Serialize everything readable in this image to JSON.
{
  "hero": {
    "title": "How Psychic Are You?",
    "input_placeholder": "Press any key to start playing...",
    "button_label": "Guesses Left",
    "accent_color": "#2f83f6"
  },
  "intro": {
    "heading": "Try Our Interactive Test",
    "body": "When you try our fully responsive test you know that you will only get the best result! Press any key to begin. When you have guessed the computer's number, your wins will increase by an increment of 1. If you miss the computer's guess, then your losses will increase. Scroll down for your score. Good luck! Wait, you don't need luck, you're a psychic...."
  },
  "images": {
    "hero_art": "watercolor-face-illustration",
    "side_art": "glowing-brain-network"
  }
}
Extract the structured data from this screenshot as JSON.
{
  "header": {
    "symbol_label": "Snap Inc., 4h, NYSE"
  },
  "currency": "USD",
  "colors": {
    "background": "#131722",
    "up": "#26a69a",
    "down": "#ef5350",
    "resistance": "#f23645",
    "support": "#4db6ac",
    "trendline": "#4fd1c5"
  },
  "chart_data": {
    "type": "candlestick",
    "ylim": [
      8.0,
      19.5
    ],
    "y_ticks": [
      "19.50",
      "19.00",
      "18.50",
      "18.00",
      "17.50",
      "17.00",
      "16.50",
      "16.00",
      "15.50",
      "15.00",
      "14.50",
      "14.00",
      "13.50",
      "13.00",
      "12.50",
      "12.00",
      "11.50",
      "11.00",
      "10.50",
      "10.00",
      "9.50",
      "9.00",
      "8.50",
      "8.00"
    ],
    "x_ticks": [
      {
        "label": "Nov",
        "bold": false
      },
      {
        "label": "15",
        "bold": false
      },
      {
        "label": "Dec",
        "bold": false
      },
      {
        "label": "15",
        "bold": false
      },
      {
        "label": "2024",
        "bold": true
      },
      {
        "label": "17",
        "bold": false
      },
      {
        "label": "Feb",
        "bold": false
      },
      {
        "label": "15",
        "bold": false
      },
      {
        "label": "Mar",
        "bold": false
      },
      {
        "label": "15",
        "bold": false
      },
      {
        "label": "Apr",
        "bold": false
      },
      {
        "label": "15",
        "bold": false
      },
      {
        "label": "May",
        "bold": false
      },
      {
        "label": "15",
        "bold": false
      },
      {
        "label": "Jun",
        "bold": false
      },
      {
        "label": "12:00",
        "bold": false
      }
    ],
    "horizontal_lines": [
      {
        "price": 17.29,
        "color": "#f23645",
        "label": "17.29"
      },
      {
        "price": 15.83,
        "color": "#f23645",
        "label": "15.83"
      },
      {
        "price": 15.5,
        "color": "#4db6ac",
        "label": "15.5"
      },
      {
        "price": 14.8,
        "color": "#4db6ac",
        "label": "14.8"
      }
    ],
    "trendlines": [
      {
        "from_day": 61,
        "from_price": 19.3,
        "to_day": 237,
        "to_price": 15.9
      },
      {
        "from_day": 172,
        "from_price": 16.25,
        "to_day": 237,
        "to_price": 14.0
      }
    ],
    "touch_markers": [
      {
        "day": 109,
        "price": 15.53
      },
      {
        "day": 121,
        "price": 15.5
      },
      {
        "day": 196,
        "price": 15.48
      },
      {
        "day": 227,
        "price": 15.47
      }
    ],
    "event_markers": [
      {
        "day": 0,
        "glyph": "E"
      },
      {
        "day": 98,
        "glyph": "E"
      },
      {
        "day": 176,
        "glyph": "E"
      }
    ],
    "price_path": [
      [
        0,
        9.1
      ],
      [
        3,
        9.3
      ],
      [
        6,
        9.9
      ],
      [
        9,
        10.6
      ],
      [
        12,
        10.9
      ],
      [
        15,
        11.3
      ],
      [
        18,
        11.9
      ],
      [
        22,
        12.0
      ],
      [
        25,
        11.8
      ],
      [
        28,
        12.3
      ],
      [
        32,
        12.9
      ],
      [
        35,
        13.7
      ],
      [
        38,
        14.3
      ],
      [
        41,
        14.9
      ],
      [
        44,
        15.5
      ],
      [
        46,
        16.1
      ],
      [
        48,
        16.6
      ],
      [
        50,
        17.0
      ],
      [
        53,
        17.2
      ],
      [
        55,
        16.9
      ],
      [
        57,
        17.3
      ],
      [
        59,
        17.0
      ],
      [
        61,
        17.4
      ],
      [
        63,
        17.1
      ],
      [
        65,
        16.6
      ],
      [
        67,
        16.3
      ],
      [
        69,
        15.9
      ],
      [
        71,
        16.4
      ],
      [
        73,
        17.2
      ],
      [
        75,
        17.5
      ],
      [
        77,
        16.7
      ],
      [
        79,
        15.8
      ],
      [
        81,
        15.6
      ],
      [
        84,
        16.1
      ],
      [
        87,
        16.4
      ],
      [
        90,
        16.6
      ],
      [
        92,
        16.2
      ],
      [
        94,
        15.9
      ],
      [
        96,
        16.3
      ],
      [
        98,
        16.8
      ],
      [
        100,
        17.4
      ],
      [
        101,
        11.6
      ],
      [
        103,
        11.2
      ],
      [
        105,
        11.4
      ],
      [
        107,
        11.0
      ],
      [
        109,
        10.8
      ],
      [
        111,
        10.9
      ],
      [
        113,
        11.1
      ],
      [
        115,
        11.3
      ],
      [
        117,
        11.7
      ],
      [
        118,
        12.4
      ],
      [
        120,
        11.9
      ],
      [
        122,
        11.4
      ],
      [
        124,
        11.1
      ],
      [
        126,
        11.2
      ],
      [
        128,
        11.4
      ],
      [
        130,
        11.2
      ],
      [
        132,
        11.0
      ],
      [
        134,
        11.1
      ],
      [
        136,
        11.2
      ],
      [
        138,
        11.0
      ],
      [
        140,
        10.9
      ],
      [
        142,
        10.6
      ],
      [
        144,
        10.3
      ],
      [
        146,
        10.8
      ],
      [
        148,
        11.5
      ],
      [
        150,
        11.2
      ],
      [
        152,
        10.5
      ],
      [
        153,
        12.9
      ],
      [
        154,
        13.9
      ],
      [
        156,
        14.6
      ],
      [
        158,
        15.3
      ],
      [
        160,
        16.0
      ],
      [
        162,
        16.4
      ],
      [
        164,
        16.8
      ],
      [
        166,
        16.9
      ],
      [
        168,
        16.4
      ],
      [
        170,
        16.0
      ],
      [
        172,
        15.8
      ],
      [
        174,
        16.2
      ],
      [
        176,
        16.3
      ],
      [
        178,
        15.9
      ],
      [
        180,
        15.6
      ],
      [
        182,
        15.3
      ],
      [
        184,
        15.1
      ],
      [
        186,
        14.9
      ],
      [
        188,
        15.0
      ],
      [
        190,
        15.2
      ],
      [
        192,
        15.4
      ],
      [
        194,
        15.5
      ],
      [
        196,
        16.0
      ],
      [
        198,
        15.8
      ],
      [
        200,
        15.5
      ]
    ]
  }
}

:::

▸ Exercise aim
Return each line that includes "down".

▸ Answer for the task
    "body": "When you try our fully responsive test you know that you will only get the best result! Press any key to begin. When you have guessed the computer's number, your wins will increase by an increment of 1. If you miss the computer's guess, then your losses will increase. Scroll down for your score. Good luck! Wait, you don't need luck, you're a psychic...."
    "down": "#ef5350",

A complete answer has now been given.